>> START Entries supplied

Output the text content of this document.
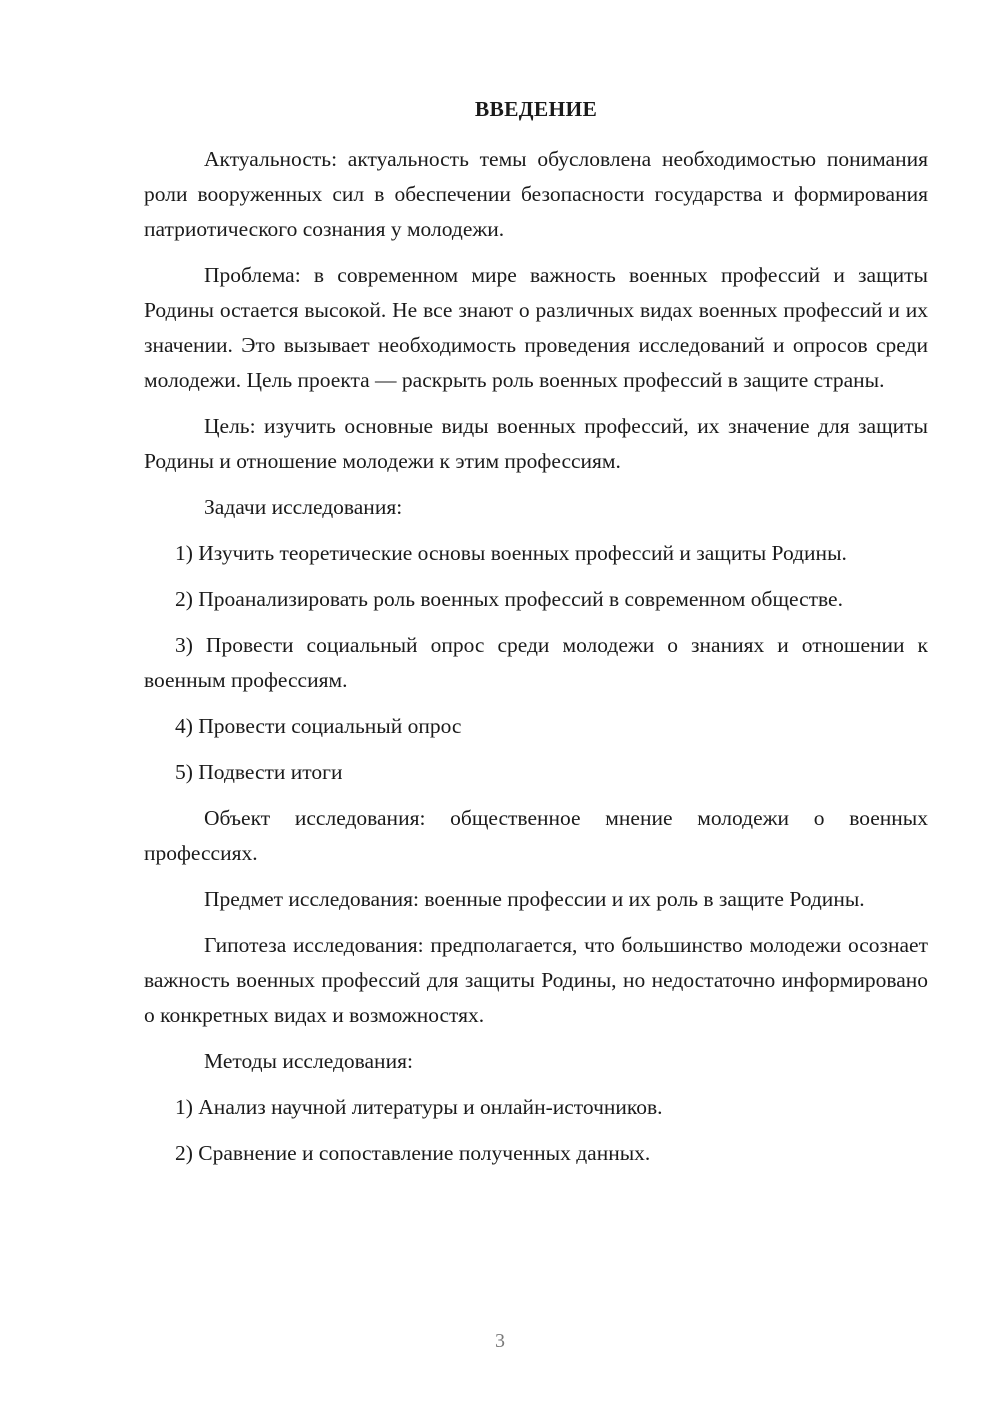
ВВЕДЕНИЕ

Актуальность: актуальность темы обусловлена необходимостью понимания роли вооруженных сил в обеспечении безопасности государства и формирования патриотического сознания у молодежи.

Проблема: в современном мире важность военных профессий и защиты Родины остается высокой. Не все знают о различных видах военных профессий и их значении. Это вызывает необходимость проведения исследований и опросов среди молодежи. Цель проекта — раскрыть роль военных профессий в защите страны.

Цель: изучить основные виды военных профессий, их значение для защиты Родины и отношение молодежи к этим профессиям.

Задачи исследования:

1) Изучить теоретические основы военных профессий и защиты Родины.

2) Проанализировать роль военных профессий в современном обществе.

3) Провести социальный опрос среди молодежи о знаниях и отношении к военным профессиям.

4) Провести социальный опрос

5) Подвести итоги

Объект исследования: общественное мнение молодежи о военных профессиях.

Предмет исследования: военные профессии и их роль в защите Родины.

Гипотеза исследования: предполагается, что большинство молодежи осознает важность военных профессий для защиты Родины, но недостаточно информировано о конкретных видах и возможностях.

Методы исследования:

1) Анализ научной литературы и онлайн-источников.

2) Сравнение и сопоставление полученных данных.

3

>> END Entries supplied

In the listing, find every line with the word "профессиям" and state how many there are, nothing more.

### Answer to this exercise
2